INFORMATION SUPPLIED

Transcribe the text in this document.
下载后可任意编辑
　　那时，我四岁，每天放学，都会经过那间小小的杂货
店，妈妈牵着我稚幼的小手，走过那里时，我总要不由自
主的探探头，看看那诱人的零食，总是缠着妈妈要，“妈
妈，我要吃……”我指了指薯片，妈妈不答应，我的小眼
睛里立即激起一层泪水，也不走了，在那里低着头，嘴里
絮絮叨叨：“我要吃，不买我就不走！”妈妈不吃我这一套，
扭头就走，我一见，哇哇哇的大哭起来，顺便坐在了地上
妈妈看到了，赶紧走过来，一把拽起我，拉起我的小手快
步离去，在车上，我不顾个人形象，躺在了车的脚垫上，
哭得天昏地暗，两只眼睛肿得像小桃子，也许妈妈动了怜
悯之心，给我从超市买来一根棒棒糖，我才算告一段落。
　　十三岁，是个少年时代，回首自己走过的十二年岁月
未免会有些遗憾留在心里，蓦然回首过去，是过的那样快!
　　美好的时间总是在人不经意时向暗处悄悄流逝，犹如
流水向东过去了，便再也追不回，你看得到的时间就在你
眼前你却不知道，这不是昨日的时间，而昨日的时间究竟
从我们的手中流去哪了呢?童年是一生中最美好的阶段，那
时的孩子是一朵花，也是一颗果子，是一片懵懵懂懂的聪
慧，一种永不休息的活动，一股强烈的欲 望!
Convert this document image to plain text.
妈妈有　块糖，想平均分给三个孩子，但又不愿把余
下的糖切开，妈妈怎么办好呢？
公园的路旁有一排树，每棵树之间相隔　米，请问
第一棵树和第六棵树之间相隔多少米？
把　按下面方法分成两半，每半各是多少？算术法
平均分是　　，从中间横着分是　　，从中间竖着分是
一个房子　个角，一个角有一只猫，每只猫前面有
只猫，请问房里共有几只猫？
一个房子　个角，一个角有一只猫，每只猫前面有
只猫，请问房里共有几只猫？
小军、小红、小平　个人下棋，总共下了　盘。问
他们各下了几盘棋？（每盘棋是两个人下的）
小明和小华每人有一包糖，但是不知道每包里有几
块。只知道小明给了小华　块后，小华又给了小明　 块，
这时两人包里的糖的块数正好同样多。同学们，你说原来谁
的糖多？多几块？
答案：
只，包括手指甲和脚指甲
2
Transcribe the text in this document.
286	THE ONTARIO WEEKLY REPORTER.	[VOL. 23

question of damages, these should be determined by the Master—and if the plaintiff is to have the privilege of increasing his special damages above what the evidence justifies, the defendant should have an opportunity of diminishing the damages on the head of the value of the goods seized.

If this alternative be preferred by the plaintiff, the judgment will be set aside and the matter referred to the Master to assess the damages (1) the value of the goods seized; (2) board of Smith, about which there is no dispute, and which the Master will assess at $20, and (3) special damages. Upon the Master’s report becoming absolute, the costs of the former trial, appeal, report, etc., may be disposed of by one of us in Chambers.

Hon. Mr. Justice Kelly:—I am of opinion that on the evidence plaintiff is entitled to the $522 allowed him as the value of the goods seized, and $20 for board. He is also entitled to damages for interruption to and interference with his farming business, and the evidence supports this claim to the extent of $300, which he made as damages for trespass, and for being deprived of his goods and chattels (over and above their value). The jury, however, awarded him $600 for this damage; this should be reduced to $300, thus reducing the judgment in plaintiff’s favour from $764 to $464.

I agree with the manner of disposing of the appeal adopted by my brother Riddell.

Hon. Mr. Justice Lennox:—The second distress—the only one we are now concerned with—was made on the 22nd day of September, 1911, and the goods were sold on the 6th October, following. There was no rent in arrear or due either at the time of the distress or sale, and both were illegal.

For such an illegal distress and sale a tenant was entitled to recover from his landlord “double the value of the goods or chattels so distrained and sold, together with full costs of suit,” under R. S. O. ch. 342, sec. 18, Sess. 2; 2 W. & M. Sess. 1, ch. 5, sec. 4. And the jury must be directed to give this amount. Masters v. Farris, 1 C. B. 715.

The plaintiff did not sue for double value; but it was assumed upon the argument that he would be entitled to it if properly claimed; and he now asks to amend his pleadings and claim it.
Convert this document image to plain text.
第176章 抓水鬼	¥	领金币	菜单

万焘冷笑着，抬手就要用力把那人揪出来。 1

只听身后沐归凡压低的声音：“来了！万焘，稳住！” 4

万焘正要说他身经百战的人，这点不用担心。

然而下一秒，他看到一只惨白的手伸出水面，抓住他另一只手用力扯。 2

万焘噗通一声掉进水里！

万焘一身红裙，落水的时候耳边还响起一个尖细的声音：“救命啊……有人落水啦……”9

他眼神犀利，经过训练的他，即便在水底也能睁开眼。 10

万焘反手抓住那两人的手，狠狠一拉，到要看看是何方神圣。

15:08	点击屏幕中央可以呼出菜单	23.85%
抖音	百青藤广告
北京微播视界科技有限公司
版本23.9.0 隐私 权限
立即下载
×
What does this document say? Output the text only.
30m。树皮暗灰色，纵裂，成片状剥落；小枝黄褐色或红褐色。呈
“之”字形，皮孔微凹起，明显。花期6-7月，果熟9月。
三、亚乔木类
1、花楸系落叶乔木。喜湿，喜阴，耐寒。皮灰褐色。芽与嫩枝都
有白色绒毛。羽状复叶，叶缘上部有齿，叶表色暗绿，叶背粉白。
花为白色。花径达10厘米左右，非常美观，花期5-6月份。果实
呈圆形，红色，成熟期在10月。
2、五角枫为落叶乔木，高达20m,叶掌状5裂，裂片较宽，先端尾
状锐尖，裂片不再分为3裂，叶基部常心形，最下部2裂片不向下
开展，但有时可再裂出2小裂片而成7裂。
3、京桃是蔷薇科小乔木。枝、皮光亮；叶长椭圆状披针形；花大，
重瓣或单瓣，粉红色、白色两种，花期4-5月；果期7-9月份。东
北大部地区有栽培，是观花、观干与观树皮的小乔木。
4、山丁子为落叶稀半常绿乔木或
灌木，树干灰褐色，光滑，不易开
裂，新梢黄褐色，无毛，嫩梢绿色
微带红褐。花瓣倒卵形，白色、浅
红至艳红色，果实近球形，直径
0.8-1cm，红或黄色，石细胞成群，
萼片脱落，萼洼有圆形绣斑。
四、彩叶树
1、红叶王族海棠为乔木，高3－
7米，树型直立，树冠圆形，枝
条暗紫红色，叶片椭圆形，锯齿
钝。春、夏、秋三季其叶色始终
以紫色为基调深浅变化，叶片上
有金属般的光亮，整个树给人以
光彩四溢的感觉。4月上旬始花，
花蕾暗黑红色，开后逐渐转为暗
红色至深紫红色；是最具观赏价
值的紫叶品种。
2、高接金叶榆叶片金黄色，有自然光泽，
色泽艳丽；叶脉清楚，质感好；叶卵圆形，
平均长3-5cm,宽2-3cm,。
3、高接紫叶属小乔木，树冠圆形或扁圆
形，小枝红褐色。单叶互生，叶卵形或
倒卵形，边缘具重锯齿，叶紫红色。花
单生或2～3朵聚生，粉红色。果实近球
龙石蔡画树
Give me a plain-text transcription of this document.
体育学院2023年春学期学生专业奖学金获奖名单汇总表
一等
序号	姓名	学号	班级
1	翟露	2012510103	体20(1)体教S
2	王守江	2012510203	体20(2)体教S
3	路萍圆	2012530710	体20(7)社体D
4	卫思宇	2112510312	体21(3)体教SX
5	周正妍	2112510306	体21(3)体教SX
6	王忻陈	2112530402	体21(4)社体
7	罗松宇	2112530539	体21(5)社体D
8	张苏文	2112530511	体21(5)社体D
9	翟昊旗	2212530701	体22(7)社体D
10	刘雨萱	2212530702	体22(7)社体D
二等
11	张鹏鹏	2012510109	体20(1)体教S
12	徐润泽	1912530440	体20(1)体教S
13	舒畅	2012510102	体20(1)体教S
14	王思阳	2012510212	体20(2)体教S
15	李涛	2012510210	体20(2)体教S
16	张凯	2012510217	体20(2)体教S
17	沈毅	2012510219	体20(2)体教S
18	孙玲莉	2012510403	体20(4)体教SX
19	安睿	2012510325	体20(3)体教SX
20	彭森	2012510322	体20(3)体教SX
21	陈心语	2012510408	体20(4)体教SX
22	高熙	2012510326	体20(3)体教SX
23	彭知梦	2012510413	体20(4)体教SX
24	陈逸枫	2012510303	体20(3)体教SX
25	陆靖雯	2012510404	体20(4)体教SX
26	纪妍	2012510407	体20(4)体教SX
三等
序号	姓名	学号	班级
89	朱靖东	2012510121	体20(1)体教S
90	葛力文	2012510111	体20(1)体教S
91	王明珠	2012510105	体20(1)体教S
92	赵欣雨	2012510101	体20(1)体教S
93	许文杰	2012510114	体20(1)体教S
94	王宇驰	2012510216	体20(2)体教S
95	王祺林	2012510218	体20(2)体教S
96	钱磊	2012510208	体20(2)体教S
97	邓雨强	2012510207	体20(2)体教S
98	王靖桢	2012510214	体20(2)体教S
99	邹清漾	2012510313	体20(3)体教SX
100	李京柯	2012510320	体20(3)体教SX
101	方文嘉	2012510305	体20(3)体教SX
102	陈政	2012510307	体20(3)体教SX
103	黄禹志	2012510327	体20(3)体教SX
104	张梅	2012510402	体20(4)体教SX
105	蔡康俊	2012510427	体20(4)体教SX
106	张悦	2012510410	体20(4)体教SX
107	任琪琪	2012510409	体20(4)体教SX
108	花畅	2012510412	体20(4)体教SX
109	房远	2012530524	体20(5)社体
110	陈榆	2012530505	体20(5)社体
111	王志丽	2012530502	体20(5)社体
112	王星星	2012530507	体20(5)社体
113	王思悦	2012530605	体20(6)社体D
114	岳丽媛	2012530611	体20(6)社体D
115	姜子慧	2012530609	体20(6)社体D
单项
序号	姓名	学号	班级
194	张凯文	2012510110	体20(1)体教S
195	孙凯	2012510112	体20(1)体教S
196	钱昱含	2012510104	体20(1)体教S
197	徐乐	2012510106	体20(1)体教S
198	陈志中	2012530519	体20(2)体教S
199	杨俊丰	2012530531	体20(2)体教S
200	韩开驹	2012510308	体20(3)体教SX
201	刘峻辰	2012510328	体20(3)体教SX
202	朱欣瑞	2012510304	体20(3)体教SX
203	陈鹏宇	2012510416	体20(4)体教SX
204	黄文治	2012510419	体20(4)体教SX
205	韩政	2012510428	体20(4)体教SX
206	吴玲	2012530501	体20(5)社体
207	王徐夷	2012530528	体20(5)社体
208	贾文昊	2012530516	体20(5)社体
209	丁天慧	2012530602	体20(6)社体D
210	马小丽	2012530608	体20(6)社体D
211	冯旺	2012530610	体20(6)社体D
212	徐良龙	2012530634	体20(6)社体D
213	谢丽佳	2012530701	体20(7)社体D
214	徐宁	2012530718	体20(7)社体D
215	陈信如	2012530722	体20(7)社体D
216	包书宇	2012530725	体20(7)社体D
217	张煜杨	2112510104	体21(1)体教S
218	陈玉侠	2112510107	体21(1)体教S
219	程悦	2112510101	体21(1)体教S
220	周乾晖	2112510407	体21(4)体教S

PROBLEM
Copy each line that contains the word "special".

REPLY TO THE EXERCISE
question of damages, these should be determined by the Master—and if the plaintiff is to have the privilege of increasing his special damages above what the evidence justifies, the defendant should have an opportunity of diminishing the damages on the head of the value of the goods seized.
If this alternative be preferred by the plaintiff, the judgment will be set aside and the matter referred to the Master to assess the damages (1) the value of the goods seized; (2) board of Smith, about which there is no dispute, and which the Master will assess at $20, and (3) special damages. Upon the Master’s report becoming absolute, the costs of the former trial, appeal, report, etc., may be disposed of by one of us in Chambers.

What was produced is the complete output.